__WHAT THE TASK ASKS__
Number the lines as a list, leaving out blank lines, from the start of the records below through the line that contains "- address-help: Type".

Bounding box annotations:
** begin **
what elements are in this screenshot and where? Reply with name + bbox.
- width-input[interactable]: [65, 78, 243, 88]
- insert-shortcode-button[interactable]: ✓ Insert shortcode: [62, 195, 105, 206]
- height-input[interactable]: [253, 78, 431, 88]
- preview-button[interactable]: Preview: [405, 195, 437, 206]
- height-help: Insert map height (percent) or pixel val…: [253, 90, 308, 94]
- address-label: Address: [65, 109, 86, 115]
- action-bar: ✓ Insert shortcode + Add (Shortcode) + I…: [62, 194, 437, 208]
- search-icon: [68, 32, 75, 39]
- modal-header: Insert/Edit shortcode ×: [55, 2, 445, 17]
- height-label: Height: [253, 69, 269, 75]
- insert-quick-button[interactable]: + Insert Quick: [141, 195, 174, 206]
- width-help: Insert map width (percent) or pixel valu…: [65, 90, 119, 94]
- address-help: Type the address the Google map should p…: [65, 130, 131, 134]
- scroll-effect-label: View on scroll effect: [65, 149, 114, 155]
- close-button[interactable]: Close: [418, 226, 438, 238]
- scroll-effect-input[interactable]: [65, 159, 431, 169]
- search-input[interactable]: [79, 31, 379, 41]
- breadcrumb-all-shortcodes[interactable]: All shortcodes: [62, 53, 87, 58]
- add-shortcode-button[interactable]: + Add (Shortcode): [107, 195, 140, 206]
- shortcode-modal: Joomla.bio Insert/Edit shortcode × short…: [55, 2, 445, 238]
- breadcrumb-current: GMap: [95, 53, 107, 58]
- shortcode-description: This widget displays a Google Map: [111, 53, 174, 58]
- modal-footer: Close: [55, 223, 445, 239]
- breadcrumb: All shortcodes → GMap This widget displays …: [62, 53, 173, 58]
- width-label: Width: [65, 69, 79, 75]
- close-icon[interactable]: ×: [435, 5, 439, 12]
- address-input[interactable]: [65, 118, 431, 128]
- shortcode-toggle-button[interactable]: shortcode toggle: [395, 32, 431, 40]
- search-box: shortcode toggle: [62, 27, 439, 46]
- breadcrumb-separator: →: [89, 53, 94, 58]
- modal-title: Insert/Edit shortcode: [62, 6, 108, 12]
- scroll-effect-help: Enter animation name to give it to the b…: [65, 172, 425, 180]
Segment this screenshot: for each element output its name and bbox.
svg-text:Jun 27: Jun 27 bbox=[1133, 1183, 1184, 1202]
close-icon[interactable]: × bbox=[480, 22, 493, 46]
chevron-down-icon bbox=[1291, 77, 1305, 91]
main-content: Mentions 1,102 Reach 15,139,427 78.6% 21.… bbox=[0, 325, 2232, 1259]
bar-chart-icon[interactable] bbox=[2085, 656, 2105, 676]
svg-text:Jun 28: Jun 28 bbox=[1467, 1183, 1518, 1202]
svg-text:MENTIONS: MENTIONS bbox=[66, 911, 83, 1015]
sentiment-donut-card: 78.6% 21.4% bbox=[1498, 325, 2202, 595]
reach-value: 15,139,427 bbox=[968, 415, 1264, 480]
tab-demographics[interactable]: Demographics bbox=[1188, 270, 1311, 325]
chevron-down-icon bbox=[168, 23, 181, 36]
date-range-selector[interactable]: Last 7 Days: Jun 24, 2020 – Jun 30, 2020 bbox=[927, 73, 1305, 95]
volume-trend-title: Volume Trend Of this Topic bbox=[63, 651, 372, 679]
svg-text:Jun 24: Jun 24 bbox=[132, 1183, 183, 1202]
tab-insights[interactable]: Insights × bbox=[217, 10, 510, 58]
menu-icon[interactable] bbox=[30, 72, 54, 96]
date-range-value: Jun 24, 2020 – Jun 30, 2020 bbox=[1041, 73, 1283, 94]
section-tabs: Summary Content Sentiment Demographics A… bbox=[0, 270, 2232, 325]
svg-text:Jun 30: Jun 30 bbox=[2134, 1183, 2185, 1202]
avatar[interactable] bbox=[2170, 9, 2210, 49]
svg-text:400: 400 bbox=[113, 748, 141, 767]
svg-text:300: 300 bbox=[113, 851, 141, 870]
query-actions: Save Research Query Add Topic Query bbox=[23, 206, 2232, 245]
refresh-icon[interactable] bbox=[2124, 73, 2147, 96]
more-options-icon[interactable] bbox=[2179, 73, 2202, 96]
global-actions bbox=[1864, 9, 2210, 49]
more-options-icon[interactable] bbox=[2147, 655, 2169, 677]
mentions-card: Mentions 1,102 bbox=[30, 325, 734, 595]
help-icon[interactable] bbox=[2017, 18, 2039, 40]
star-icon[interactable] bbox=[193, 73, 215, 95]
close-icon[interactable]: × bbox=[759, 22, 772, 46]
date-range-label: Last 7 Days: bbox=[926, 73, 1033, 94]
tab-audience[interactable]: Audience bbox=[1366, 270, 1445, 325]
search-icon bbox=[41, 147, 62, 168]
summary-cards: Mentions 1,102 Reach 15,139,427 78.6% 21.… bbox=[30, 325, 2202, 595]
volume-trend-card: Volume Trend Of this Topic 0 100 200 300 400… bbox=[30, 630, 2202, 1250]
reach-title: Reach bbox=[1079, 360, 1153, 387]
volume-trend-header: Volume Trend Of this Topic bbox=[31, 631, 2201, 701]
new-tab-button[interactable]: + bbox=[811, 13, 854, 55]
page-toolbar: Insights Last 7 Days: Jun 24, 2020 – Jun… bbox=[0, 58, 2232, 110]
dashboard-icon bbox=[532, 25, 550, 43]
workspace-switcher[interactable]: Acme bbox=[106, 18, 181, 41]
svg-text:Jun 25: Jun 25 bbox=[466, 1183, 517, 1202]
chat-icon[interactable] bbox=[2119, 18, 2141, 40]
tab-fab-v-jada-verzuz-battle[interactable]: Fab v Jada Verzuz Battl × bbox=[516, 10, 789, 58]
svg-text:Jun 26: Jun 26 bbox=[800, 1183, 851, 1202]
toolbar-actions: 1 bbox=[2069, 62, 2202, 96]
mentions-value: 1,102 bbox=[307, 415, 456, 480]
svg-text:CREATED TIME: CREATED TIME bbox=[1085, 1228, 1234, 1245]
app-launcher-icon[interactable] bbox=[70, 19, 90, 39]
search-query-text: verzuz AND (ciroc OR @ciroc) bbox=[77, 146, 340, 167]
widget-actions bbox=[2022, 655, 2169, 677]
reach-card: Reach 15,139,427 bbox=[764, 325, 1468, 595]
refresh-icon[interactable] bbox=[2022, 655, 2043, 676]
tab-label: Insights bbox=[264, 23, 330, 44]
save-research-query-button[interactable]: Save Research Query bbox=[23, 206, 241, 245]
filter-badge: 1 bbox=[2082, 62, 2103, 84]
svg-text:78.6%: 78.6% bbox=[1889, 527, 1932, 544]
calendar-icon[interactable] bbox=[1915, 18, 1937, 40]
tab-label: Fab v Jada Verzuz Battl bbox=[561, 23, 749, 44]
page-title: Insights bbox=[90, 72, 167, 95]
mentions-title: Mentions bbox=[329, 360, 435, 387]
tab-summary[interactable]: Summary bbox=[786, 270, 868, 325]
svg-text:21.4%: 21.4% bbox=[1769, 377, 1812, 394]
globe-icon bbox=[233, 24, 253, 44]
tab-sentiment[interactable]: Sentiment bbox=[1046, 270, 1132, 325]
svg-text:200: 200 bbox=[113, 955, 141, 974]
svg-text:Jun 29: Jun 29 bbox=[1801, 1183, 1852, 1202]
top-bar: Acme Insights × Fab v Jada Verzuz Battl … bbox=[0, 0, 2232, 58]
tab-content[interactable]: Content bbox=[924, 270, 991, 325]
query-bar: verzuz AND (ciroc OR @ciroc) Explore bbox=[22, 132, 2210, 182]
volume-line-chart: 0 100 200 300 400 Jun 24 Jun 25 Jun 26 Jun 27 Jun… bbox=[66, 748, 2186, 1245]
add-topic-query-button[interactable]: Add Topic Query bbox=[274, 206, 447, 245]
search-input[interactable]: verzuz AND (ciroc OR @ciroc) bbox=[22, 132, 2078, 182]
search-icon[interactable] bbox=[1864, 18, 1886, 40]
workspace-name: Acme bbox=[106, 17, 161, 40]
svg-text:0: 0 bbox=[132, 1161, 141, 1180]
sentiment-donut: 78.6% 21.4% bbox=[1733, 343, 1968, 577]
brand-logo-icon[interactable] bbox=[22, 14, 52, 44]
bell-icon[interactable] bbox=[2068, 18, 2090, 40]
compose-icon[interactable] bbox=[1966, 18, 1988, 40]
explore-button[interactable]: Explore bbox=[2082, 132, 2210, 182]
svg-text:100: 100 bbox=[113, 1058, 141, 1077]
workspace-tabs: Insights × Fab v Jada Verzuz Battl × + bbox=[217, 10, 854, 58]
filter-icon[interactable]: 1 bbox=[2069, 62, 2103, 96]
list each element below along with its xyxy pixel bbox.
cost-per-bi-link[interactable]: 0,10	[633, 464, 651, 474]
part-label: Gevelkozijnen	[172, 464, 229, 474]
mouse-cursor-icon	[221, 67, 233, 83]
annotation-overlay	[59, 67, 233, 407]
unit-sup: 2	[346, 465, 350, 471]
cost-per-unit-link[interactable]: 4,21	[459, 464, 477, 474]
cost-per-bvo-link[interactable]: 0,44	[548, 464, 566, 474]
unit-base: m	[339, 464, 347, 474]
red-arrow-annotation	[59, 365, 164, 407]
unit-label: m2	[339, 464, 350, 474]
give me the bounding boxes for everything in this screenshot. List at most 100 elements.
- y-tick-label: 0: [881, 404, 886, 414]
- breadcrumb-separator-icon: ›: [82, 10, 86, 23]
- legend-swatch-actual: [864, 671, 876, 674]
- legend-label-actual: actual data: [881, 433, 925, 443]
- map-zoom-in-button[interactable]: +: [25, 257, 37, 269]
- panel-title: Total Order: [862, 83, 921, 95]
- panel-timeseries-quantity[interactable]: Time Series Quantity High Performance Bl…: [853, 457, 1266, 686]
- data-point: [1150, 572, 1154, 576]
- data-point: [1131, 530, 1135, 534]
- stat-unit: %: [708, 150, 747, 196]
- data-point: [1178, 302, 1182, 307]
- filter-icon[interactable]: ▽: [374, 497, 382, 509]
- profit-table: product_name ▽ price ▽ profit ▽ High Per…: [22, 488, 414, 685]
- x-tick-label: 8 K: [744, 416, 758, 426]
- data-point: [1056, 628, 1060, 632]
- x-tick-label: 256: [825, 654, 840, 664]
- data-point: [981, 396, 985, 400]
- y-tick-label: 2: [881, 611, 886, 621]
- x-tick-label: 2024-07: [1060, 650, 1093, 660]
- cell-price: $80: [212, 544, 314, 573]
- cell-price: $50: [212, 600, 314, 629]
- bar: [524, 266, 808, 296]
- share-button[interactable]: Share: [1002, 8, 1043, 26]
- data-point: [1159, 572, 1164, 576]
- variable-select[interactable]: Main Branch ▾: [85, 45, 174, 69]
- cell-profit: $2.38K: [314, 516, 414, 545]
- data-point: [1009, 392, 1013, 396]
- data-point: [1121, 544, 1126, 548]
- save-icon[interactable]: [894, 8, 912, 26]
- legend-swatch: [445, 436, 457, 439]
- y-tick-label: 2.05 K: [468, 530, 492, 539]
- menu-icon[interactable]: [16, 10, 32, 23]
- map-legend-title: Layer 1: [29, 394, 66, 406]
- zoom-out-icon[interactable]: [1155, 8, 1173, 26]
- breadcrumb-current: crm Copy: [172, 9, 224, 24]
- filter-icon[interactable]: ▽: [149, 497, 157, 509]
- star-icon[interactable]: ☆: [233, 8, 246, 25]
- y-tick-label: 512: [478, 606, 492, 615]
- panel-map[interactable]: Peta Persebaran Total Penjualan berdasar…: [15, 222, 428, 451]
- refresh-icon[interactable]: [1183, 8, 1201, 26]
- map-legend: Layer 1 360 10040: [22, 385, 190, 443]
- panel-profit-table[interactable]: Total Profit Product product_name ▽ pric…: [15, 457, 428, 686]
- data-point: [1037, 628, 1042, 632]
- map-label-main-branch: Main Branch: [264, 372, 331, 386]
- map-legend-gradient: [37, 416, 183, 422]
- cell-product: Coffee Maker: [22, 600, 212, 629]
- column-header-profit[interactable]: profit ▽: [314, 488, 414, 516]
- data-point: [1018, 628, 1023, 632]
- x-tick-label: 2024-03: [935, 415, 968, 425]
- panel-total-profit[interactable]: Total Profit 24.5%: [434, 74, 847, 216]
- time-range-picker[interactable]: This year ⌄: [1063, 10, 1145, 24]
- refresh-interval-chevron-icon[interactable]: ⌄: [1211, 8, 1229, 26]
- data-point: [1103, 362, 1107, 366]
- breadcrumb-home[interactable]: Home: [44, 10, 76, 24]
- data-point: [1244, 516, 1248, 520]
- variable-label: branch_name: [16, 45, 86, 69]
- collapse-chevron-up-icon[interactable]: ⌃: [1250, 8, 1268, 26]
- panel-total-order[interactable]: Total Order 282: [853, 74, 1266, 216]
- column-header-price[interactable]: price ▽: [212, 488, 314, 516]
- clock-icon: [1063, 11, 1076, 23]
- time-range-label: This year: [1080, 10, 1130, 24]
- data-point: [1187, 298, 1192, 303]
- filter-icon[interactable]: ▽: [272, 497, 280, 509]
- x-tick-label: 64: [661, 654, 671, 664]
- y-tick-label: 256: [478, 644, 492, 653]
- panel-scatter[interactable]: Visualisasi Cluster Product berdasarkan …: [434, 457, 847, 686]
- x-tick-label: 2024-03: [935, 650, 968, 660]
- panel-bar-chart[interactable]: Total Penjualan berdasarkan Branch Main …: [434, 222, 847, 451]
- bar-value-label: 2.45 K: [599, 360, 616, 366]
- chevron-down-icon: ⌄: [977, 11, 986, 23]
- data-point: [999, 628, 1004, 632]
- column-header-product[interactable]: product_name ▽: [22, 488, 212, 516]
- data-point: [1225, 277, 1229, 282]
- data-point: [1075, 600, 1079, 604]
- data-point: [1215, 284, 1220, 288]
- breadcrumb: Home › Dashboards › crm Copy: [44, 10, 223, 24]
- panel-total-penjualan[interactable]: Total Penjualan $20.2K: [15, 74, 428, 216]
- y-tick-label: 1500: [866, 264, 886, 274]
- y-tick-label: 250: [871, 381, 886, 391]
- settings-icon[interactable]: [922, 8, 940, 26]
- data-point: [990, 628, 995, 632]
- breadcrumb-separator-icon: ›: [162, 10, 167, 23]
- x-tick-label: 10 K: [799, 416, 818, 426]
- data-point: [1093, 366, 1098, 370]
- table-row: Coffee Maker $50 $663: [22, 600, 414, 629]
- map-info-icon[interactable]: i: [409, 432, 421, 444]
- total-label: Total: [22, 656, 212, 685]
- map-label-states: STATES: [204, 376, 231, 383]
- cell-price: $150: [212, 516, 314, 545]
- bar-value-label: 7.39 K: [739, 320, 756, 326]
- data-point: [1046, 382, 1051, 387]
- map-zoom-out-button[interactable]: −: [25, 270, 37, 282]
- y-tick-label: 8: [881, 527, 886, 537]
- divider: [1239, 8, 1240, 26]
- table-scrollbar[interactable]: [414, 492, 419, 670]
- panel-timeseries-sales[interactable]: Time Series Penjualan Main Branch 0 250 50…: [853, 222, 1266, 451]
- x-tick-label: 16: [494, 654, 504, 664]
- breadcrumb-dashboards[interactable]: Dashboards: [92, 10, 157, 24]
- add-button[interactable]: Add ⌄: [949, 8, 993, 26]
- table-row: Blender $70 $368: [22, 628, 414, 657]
** end **
__FULL SOLUTION__
1. what elements are in this screenshot and where? Reply with name + bbox.
2. - width-input[interactable]: [65, 78, 243, 88]
3. - insert-shortcode-button[interactable]: ✓ Insert shortcode: [62, 195, 105, 206]
4. - height-input[interactable]: [253, 78, 431, 88]
5. - preview-button[interactable]: Preview: [405, 195, 437, 206]
6. - height-help: Insert map height (percent) or pixel val…: [253, 90, 308, 94]
7. - address-label: Address: [65, 109, 86, 115]
8. - action-bar: ✓ Insert shortcode + Add (Shortcode) + I…: [62, 194, 437, 208]
9. - search-icon: [68, 32, 75, 39]
10. - modal-header: Insert/Edit shortcode ×: [55, 2, 445, 17]
11. - height-label: Height: [253, 69, 269, 75]
12. - insert-quick-button[interactable]: + Insert Quick: [141, 195, 174, 206]
13. - width-help: Insert map width (percent) or pixel valu…: [65, 90, 119, 94]
14. - address-help: Type the address the Google map should p…: [65, 130, 131, 134]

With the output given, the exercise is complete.